Request 1
Answer these about the text on scenario unit design, one line each:
(a) What does the color yellow mark in the matrices?
(b) What does the diagonal of each matrix represent?
(c) Which matrix shows the most usable combinations?
Request 2
Output, word for word, the part of the text on scenario unit design that opens with the words containing "Opportunity for Innovation" and closes with "first Civ2 game.".

Text section
-- start --
Opportunity for Innovation

An interesting and enjoyable scenario is more than giving units progressively more attack and defence points. It is more than changing the look of units and it is more than providing a super powerful hero unit that will go round pulverizing the bad guys. One of the more important aspects of a scenario that differentiates the average from the superb is the use of innovative, complimentary but unfamiliar combinations of abilities in unit design. This will allow a player to relive the experience of encountering the unfamiliar and the experience of his first Civ2 game.

Many a time I thought that I had come up with a fantastic unit with new characteristics only to find out later that it didn’t work out as I planned. This has led me to develop the Land, Sea and Air Matrices of Abilities and Domains. In each matrix, the diagonal represents a single ability while the remaining squares represent various combinations of two abilities, coded by color:

  • Grey – combinations that are not available
  • Red – impractical combinations or combinations which have no additional impact.
  • Yellow – workable combinations
  • Pink – combinations applicable under very specific situations
  • Light Blue – standard Civ2 combinations
  • Dark Blue – workable and interesting combinations

Sl landseaair land.png

Sl landseaair sea.png

Sl landseaair air.png


The Land Matrix shows the most number of usable combinations as land is Civ2’s primary domain. Thus a relatively greater amount of flexibility is given to the scenario designer. The few red areas in the matrix are related to the diplomat, trireme and submarine abilities. The grey areas reflect the fact that land units cannot have holds and also show that the settler, diplomacy and trade roles are mutually exclusive. In the case of the latter, this also holds true for sea and air domains.
-- end --
Dataset rows
-- start --
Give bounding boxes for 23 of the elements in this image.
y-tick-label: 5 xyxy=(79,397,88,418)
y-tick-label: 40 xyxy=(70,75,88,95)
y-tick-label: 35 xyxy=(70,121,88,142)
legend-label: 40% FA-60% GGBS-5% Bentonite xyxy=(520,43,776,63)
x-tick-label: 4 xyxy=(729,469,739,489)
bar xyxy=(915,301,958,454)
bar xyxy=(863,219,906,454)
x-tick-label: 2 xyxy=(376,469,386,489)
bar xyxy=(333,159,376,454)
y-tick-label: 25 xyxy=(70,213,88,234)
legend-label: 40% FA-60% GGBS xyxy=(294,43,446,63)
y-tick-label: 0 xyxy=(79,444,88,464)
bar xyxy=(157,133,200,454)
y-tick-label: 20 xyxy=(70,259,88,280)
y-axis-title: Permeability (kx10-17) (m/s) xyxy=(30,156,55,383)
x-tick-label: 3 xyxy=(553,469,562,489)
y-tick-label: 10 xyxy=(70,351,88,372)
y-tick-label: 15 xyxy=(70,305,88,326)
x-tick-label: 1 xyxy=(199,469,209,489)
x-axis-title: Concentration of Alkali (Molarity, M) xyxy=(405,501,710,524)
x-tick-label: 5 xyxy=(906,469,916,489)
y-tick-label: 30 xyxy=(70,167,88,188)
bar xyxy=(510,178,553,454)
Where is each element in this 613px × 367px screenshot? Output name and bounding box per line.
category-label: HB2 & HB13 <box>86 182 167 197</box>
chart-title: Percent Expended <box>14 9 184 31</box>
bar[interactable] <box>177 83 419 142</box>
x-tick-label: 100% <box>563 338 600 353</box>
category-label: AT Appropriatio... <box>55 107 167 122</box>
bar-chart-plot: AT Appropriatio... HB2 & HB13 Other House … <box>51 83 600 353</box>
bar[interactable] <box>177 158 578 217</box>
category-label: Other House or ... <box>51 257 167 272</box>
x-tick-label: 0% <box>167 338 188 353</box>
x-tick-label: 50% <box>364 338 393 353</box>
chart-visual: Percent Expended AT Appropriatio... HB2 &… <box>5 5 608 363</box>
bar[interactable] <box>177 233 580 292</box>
-- end --
Written response 1
(a) Workable combinations.
(b) A single ability.
(c) The Land Matrix.

Written response 2
Opportunity for Innovation

An interesting and enjoyable scenario is more than giving units progressively more attack and defence points. It is more than changing the look of units and it is more than providing a super powerful hero unit that will go round pulverizing the bad guys. One of the more important aspects of a scenario that differentiates the average from the superb is the use of innovative, complimentary but unfamiliar combinations of abilities in unit design. This will allow a player to relive the experience of encountering the unfamiliar and the experience of his first Civ2 game.